### The problem:
In the article about speed-dating with Square-Enix's 3DS games, how long did the writer try each game?

### Text to read:
┄┄┄┄┄┄┄┄┄┄┄┄┄┄┄┄┄┄┄┄
A Night Of Speed-Dating With Kingdom Hearts, Theatrhythm And Heroes Of Ruin


I’m in California this week for the purpose of checking out a bunch of video games that will be shown at E3 next month. I’m a pre-E3 judge*, you see, bouncing from one showcase with a game publisher to another, signing lots of paperwork in which I swear not to tell people about these games for a few weeks.

Except: I can tell you about Square-Enix’s 3DS games, because, according to Square logic, these games are coming out in the (northern) summer and therefore it’s OK to not wait until E3. You might infer that nothing else I saw at Square-Enix’s showcase will be out this summer, but maybe you shouldn’t!

The three 3DS games they had were English-language versions of Kingdom Hearts 3D [Dream Drop Distance] and Theatrhythm Final Fantasy as well as the it-was-always-in-English-because-Americans-made-it Heroes of Ruin. I played them all, rapidly. I tried each for about 10 minutes, sort of like I was speed-dating with the games (spoiler: I went back to my hotel room alone).

Game journalists are often mocked, partially because of their wardrobe and partially because some of them — me! — frequently find themselves in situations such as last night’s when they suddenly have to wrap their heads around three exotic games and then must humiliate themselves to the reading public by explaining that, uh, yeah I didn’t play enough Final Fantasy to recognise many of the songs in the Final Fantasy music game I was playing last night and, well… let’s see you get a new Kingdom Hearts role-playing game shoved in your hands and you try to make sense of it in a few minutes while trying to ask the assistant product manager nearby to refresh your memory about Kingdom Hearts lore.

What can I muster from something like this that you aren’t able to get from some official website, or from, say the in-depth previews that one of our guys in Tokyo was able to write based on playing his very own copies of the games? (Richard on Kingdom Hearts; Richard on Theatrhythm).

Let’s see…

***


The best thing I can say about Kingdom Hearts is that I came back to it at the end of the night after having started with it. Honestly, that’s because it confused me the first time. Dream Drop Distance is the newest game in the series, a snappily (for Square-Enix standards) four-month translation-turnaround from its March 2012 release in Japan and the newest game in terms of the 10-year-old series’ storyline. About all I retain from my toe-dips into this series is that these are the games where Disney characters hang out with Final Fantasy or Final Fantasy-like character, lots of characters in black cloaks say mysterious things and the ever-flashy real-time combat rewards rapid button-pressers with spectacular special effects. This new game’s got all of that.
┄┄┄┄┄┄┄┄┄┄┄┄┄┄┄┄┄┄┄┄
### Recorded data:

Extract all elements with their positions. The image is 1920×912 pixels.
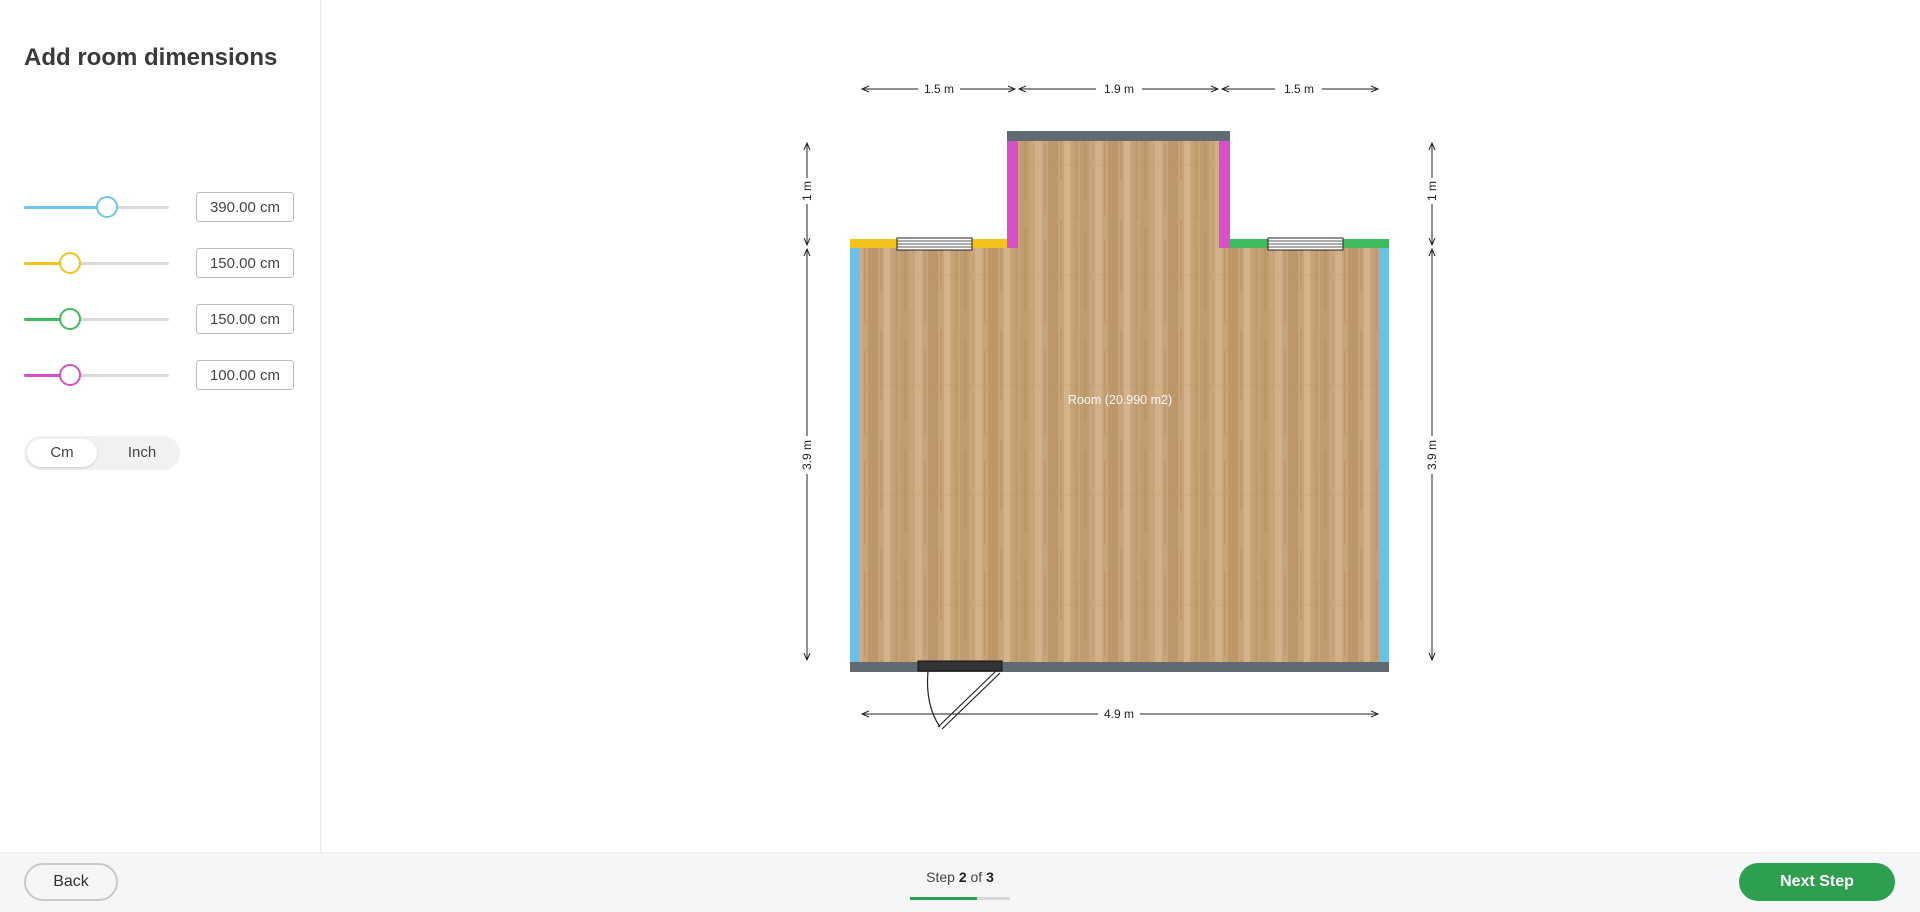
┄┄┄┄┄┄┄┄┄┄┄┄┄┄┄┄┄┄┄┄
### Full solution:
About 10 minutes each.